**DOCUMENT SECTION:**
East Hollywood High School (EHHS) is an accredited public charter school in West Valley City, Utah, United States. It specializes in film production training for students grades 9–12.  As of 2013, the school principal is Katrina Walker. Chartered directly through the Utah State Office of Education, EHHS enrolls approximately 350 students each year.

Academics

The student body is fewer than 350 and average class sizes are smaller than 25 students.

Many students take advantage of the school's Concurrent Enrollment partnership with Snow College, through which they can receive college credit without leaving EHHS.

Three Period Day 
Students at East Hollywood take only three classes at a time.  Allowing them to focus their attention and participate in project based learning.  Classes are approximately two hours daily.  Each grading term is only six weeks long with six grading periods per school year.   

This schedule provides many benefits:  

 Students can earn 9 credits in a school year. 
 Extended time in class allows students to complete schoolwork in class while the teachers provide individual support. 
 Only three classes to focus on at a time prevents students from becoming overwhelmed with too many teachers and assignments. 
 Teachers know each student and their individual needs because they teach fewer students at a time with only three classes.

**EXERCISE DIRECTIONS:**
List every benefit that the text about East Hollywood High School gives for its three-period schedule.

**DATA SUPPLIED:**
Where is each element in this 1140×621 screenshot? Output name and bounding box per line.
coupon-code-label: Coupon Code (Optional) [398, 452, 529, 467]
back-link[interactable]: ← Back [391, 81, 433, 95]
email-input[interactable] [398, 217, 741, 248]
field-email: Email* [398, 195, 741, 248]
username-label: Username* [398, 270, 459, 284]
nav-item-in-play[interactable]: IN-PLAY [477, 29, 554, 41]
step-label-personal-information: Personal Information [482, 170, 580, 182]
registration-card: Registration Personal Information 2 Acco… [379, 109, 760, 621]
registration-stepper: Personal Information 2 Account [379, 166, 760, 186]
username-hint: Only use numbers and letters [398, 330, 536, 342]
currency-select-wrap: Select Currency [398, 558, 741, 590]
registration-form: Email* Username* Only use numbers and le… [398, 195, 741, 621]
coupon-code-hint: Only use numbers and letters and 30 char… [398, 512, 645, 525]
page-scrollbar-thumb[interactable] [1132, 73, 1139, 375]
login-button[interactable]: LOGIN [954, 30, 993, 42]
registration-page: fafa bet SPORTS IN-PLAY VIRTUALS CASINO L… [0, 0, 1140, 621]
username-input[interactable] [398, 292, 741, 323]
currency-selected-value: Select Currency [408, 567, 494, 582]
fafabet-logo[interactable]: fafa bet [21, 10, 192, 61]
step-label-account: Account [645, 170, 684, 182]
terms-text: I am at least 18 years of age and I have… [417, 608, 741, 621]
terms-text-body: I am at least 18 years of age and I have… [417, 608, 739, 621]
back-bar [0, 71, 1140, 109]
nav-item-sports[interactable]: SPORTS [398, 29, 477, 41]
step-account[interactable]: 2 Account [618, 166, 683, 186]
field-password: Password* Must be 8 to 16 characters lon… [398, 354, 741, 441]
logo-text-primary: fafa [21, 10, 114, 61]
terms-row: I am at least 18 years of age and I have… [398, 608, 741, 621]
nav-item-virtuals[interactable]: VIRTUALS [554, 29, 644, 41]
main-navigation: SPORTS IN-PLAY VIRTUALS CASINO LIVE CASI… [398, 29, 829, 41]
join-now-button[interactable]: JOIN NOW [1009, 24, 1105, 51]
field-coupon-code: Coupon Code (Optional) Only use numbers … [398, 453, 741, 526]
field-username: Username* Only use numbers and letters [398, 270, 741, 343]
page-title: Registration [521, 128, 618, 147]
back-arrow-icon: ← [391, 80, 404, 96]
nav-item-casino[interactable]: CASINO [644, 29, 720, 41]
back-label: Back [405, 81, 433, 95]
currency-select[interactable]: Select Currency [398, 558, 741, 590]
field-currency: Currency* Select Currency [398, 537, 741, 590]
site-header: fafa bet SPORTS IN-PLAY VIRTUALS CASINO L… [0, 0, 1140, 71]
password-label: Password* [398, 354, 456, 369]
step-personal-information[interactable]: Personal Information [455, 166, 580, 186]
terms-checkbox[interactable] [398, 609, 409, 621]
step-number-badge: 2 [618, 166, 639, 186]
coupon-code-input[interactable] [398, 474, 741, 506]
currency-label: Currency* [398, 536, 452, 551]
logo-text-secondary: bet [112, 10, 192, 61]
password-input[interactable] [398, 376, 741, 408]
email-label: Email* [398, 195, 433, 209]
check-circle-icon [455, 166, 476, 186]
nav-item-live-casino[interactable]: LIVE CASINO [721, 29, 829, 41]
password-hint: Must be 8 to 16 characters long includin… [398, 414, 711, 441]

**RESULT OF THE EXERCISE:**
- Students can earn 9 credits in a school year.
- Extended time in class allows students to complete schoolwork in class while the teachers provide individual support.
- Having only three classes to focus on at a time prevents students from becoming overwhelmed with too many teachers and assignments.
- Teachers know each student and their individual needs because they teach fewer students at a time with only three classes.